§ **DATA LISTING**:
------------

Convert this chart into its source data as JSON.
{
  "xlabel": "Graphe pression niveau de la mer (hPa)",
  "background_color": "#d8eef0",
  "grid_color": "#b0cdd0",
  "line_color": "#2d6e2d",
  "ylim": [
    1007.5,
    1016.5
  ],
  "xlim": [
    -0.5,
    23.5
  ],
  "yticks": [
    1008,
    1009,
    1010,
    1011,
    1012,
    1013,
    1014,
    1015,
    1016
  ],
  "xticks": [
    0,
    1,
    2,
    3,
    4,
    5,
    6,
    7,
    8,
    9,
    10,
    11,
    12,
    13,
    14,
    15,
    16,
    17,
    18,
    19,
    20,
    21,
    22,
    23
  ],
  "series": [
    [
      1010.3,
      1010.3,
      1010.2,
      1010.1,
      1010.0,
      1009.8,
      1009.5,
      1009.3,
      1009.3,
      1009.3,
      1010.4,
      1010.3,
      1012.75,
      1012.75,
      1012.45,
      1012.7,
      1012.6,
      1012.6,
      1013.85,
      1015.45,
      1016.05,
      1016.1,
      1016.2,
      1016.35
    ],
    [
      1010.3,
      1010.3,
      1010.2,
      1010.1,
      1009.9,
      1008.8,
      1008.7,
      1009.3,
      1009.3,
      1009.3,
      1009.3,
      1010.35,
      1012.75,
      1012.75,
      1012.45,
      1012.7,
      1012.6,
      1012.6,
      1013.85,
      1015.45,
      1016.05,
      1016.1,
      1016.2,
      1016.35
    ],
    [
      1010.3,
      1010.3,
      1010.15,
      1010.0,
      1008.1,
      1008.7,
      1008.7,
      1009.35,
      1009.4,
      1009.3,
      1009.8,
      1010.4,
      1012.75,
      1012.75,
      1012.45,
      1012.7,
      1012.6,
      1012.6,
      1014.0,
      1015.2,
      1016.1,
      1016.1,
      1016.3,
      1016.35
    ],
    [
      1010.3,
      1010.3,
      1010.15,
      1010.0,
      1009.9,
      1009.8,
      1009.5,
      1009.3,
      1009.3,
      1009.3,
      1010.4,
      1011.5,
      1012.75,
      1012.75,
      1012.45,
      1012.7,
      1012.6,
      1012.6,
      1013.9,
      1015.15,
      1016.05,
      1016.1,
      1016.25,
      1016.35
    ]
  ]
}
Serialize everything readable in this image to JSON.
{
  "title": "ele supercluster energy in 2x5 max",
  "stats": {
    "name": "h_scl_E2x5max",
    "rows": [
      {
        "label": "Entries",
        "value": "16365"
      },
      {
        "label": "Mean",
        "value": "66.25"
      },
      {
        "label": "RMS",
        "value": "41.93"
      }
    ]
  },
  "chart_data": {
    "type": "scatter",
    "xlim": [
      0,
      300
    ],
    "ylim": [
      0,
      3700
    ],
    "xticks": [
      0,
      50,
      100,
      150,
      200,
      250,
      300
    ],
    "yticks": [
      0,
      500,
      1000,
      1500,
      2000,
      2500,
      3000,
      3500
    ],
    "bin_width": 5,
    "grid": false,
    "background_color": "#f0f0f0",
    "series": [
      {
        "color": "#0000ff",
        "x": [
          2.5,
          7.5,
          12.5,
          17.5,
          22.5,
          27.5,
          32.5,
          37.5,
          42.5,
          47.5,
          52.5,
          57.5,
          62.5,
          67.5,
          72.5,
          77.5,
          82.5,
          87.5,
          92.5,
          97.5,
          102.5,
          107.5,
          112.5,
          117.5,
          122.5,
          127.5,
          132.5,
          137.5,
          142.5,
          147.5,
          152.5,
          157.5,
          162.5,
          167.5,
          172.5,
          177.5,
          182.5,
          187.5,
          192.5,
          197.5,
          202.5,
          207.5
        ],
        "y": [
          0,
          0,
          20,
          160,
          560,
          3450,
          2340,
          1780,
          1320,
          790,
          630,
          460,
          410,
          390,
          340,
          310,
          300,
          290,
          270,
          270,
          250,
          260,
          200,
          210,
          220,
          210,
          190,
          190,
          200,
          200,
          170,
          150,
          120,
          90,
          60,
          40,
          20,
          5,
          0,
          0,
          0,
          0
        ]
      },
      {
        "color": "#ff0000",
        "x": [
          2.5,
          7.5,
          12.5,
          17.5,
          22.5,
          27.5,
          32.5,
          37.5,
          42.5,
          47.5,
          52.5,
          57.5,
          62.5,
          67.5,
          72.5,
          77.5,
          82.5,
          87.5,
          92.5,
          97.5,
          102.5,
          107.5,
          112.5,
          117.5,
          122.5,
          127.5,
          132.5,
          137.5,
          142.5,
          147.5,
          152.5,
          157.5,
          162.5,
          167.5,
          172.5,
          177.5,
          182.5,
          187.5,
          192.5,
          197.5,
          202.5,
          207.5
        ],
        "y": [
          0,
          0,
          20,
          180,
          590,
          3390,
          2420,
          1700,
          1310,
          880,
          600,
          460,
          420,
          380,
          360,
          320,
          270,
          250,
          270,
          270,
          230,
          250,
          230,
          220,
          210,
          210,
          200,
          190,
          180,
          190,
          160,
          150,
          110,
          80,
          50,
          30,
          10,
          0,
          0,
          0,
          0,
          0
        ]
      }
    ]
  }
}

------------

The records above are to be copied in full, exactly as written.

Convert this chart into its source data as JSON.
{
  "xlabel": "Graphe pression niveau de la mer (hPa)",
  "background_color": "#d8eef0",
  "grid_color": "#b0cdd0",
  "line_color": "#2d6e2d",
  "ylim": [
    1007.5,
    1016.5
  ],
  "xlim": [
    -0.5,
    23.5
  ],
  "yticks": [
    1008,
    1009,
    1010,
    1011,
    1012,
    1013,
    1014,
    1015,
    1016
  ],
  "xticks": [
    0,
    1,
    2,
    3,
    4,
    5,
    6,
    7,
    8,
    9,
    10,
    11,
    12,
    13,
    14,
    15,
    16,
    17,
    18,
    19,
    20,
    21,
    22,
    23
  ],
  "series": [
    [
      1010.3,
      1010.3,
      1010.2,
      1010.1,
      1010.0,
      1009.8,
      1009.5,
      1009.3,
      1009.3,
      1009.3,
      1010.4,
      1010.3,
      1012.75,
      1012.75,
      1012.45,
      1012.7,
      1012.6,
      1012.6,
      1013.85,
      1015.45,
      1016.05,
      1016.1,
      1016.2,
      1016.35
    ],
    [
      1010.3,
      1010.3,
      1010.2,
      1010.1,
      1009.9,
      1008.8,
      1008.7,
      1009.3,
      1009.3,
      1009.3,
      1009.3,
      1010.35,
      1012.75,
      1012.75,
      1012.45,
      1012.7,
      1012.6,
      1012.6,
      1013.85,
      1015.45,
      1016.05,
      1016.1,
      1016.2,
      1016.35
    ],
    [
      1010.3,
      1010.3,
      1010.15,
      1010.0,
      1008.1,
      1008.7,
      1008.7,
      1009.35,
      1009.4,
      1009.3,
      1009.8,
      1010.4,
      1012.75,
      1012.75,
      1012.45,
      1012.7,
      1012.6,
      1012.6,
      1014.0,
      1015.2,
      1016.1,
      1016.1,
      1016.3,
      1016.35
    ],
    [
      1010.3,
      1010.3,
      1010.15,
      1010.0,
      1009.9,
      1009.8,
      1009.5,
      1009.3,
      1009.3,
      1009.3,
      1010.4,
      1011.5,
      1012.75,
      1012.75,
      1012.45,
      1012.7,
      1012.6,
      1012.6,
      1013.9,
      1015.15,
      1016.05,
      1016.1,
      1016.25,
      1016.35
    ]
  ]
}
Serialize everything readable in this image to JSON.
{
  "title": "ele supercluster energy in 2x5 max",
  "stats": {
    "name": "h_scl_E2x5max",
    "rows": [
      {
        "label": "Entries",
        "value": "16365"
      },
      {
        "label": "Mean",
        "value": "66.25"
      },
      {
        "label": "RMS",
        "value": "41.93"
      }
    ]
  },
  "chart_data": {
    "type": "scatter",
    "xlim": [
      0,
      300
    ],
    "ylim": [
      0,
      3700
    ],
    "xticks": [
      0,
      50,
      100,
      150,
      200,
      250,
      300
    ],
    "yticks": [
      0,
      500,
      1000,
      1500,
      2000,
      2500,
      3000,
      3500
    ],
    "bin_width": 5,
    "grid": false,
    "background_color": "#f0f0f0",
    "series": [
      {
        "color": "#0000ff",
        "x": [
          2.5,
          7.5,
          12.5,
          17.5,
          22.5,
          27.5,
          32.5,
          37.5,
          42.5,
          47.5,
          52.5,
          57.5,
          62.5,
          67.5,
          72.5,
          77.5,
          82.5,
          87.5,
          92.5,
          97.5,
          102.5,
          107.5,
          112.5,
          117.5,
          122.5,
          127.5,
          132.5,
          137.5,
          142.5,
          147.5,
          152.5,
          157.5,
          162.5,
          167.5,
          172.5,
          177.5,
          182.5,
          187.5,
          192.5,
          197.5,
          202.5,
          207.5
        ],
        "y": [
          0,
          0,
          20,
          160,
          560,
          3450,
          2340,
          1780,
          1320,
          790,
          630,
          460,
          410,
          390,
          340,
          310,
          300,
          290,
          270,
          270,
          250,
          260,
          200,
          210,
          220,
          210,
          190,
          190,
          200,
          200,
          170,
          150,
          120,
          90,
          60,
          40,
          20,
          5,
          0,
          0,
          0,
          0
        ]
      },
      {
        "color": "#ff0000",
        "x": [
          2.5,
          7.5,
          12.5,
          17.5,
          22.5,
          27.5,
          32.5,
          37.5,
          42.5,
          47.5,
          52.5,
          57.5,
          62.5,
          67.5,
          72.5,
          77.5,
          82.5,
          87.5,
          92.5,
          97.5,
          102.5,
          107.5,
          112.5,
          117.5,
          122.5,
          127.5,
          132.5,
          137.5,
          142.5,
          147.5,
          152.5,
          157.5,
          162.5,
          167.5,
          172.5,
          177.5,
          182.5,
          187.5,
          192.5,
          197.5,
          202.5,
          207.5
        ],
        "y": [
          0,
          0,
          20,
          180,
          590,
          3390,
          2420,
          1700,
          1310,
          880,
          600,
          460,
          420,
          380,
          360,
          320,
          270,
          250,
          270,
          270,
          230,
          250,
          230,
          220,
          210,
          210,
          200,
          190,
          180,
          190,
          160,
          150,
          110,
          80,
          50,
          30,
          10,
          0,
          0,
          0,
          0,
          0
        ]
      }
    ]
  }
}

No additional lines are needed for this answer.